MATERIAL PROVIDED
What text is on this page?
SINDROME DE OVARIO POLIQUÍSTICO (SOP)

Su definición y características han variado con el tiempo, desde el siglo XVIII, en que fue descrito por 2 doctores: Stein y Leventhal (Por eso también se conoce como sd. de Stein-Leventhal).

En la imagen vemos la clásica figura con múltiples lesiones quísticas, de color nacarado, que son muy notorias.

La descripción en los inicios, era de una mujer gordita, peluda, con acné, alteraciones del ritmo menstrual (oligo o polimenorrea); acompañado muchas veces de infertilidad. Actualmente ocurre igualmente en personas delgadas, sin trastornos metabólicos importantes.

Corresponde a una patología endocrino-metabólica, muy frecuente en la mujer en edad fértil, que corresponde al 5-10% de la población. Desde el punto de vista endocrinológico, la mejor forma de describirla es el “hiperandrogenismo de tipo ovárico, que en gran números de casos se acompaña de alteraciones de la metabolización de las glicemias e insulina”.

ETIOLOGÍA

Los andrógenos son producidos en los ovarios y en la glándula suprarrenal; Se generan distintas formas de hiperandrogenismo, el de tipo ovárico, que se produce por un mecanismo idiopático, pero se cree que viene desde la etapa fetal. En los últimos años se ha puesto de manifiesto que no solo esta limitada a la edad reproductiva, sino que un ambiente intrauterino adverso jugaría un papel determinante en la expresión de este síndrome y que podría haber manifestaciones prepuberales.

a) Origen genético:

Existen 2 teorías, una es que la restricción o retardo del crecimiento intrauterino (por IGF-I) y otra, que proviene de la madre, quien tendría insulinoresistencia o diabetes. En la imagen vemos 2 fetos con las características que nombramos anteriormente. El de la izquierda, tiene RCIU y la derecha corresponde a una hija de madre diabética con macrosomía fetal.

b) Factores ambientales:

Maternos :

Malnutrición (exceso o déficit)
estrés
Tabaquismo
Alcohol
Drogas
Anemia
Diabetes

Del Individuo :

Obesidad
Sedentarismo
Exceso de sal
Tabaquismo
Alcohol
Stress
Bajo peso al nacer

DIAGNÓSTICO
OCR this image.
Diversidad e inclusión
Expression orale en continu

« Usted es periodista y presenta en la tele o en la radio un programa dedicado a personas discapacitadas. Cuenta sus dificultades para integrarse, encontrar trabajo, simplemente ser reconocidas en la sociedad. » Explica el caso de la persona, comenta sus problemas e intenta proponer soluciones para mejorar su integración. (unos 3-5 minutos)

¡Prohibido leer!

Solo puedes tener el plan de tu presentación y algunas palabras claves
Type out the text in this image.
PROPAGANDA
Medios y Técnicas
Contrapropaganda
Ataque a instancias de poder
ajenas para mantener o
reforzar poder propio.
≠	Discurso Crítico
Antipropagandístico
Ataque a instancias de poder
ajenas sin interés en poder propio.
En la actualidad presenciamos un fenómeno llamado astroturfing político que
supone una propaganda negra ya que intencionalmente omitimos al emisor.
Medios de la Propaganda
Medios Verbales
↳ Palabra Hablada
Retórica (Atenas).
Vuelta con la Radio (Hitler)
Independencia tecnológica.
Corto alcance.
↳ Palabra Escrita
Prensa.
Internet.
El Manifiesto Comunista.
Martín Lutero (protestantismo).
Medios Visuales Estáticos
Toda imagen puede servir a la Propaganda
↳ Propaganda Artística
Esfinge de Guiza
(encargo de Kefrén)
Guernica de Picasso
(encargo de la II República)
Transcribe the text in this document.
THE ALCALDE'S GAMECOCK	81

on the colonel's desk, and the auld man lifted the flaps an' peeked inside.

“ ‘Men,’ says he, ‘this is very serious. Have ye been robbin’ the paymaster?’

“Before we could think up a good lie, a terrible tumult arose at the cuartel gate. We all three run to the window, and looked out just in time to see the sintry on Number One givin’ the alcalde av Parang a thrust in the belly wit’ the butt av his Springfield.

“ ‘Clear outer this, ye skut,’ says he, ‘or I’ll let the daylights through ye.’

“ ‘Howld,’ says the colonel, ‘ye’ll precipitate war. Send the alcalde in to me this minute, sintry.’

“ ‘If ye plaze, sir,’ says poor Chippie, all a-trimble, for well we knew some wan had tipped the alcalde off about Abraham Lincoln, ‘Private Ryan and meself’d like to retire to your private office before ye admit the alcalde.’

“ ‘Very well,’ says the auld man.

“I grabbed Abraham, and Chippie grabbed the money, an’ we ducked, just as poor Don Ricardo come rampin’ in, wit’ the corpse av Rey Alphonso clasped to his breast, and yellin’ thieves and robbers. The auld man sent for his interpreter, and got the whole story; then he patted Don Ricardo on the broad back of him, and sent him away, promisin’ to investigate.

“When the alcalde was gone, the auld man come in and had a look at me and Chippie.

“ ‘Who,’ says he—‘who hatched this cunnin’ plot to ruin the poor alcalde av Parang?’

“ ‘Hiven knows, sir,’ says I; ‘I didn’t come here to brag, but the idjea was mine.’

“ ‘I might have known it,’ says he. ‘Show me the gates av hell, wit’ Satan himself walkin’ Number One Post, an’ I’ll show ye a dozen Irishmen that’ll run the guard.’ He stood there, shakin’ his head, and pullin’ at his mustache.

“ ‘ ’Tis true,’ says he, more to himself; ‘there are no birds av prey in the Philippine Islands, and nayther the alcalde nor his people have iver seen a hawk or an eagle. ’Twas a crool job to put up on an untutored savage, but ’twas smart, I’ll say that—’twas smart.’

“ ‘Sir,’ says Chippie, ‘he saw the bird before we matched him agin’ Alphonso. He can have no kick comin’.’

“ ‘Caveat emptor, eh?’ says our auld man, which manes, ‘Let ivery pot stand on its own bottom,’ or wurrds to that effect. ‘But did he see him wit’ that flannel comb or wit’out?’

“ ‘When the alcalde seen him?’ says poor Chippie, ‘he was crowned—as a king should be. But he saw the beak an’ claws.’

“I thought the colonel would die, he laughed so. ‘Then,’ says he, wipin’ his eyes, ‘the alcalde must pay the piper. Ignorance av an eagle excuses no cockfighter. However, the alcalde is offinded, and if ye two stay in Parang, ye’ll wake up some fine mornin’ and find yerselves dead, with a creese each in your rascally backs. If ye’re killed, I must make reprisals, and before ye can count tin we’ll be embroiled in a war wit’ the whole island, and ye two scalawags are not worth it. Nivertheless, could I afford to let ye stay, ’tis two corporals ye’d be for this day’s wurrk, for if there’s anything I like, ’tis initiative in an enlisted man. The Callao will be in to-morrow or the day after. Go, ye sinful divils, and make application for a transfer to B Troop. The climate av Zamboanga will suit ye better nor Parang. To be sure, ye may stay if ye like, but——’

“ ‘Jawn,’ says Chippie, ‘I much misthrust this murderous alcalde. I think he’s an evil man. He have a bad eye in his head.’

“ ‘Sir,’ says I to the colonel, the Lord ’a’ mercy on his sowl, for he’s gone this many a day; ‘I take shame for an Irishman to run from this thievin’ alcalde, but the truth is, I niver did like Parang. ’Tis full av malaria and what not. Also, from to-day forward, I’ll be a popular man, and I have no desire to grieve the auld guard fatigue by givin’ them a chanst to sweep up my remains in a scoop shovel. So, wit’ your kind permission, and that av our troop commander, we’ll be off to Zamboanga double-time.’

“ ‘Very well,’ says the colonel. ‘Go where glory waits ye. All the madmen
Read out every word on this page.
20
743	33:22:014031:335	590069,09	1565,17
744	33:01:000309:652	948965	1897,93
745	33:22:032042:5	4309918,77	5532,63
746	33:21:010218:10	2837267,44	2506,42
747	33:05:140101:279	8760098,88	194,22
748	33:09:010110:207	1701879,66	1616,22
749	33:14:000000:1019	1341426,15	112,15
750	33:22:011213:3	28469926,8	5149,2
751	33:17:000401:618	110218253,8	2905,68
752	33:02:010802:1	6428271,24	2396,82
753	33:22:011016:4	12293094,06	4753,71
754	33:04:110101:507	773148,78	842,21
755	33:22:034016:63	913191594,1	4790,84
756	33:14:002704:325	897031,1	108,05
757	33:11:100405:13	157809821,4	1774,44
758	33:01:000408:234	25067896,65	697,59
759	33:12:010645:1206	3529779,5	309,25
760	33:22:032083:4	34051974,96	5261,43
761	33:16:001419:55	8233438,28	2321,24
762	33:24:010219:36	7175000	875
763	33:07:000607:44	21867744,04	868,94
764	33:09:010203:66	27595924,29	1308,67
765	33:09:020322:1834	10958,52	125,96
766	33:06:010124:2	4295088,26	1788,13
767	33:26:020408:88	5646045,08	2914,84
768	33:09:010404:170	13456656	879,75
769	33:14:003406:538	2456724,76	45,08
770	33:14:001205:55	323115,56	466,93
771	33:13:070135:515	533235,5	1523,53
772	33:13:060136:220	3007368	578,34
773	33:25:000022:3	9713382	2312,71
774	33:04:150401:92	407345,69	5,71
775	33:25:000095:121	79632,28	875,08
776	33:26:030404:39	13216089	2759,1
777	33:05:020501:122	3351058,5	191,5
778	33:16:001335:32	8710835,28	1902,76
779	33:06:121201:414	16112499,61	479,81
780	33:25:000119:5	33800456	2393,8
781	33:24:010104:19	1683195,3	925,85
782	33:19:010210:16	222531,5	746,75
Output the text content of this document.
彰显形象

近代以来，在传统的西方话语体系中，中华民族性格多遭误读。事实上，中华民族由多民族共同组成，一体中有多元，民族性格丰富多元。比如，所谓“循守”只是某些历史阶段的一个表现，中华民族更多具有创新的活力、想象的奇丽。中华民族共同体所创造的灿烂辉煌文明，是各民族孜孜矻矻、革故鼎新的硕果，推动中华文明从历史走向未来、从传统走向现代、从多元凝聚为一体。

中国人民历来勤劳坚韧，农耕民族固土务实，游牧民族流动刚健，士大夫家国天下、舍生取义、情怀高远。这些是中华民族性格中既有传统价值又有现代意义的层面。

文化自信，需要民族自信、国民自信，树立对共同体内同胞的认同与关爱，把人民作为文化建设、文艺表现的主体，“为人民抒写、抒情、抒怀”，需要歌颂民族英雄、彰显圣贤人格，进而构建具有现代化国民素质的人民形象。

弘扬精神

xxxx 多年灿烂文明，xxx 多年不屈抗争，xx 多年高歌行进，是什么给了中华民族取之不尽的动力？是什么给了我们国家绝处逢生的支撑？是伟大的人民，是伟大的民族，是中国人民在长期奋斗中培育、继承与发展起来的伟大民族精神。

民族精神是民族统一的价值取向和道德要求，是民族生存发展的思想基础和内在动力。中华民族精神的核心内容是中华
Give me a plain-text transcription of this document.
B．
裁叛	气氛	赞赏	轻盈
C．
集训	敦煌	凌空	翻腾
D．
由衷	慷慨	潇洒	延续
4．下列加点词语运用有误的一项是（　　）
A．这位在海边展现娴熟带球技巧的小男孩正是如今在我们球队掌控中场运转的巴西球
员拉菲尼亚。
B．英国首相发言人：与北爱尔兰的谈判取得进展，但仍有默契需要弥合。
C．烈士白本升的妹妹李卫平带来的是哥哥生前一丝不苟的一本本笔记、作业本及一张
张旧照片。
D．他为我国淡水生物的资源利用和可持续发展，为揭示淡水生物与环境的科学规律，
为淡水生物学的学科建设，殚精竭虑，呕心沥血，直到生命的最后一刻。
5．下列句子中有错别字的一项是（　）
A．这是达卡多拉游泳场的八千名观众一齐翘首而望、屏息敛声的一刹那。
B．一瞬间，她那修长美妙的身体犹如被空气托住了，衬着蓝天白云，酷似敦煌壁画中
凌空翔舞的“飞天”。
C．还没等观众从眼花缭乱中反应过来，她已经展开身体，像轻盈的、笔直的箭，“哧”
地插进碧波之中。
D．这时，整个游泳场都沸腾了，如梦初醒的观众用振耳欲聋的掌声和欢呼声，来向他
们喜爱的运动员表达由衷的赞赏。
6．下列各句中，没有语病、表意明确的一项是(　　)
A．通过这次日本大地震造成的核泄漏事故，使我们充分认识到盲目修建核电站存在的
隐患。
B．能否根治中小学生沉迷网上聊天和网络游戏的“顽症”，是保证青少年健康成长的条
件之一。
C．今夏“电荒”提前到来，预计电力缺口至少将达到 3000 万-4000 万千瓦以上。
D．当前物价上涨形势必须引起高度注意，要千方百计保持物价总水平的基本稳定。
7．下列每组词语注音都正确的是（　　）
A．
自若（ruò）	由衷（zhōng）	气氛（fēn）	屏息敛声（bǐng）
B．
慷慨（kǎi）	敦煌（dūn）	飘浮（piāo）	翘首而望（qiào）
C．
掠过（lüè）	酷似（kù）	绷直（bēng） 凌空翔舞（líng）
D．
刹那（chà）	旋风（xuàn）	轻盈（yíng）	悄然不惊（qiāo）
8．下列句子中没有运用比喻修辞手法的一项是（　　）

PROBLEM
From the entries above, extract each line containing "poder".

OUTPUT
Ataque a instancias de poder
reforzar poder propio.
Ataque a instancias de poder
ajenas sin interés en poder propio.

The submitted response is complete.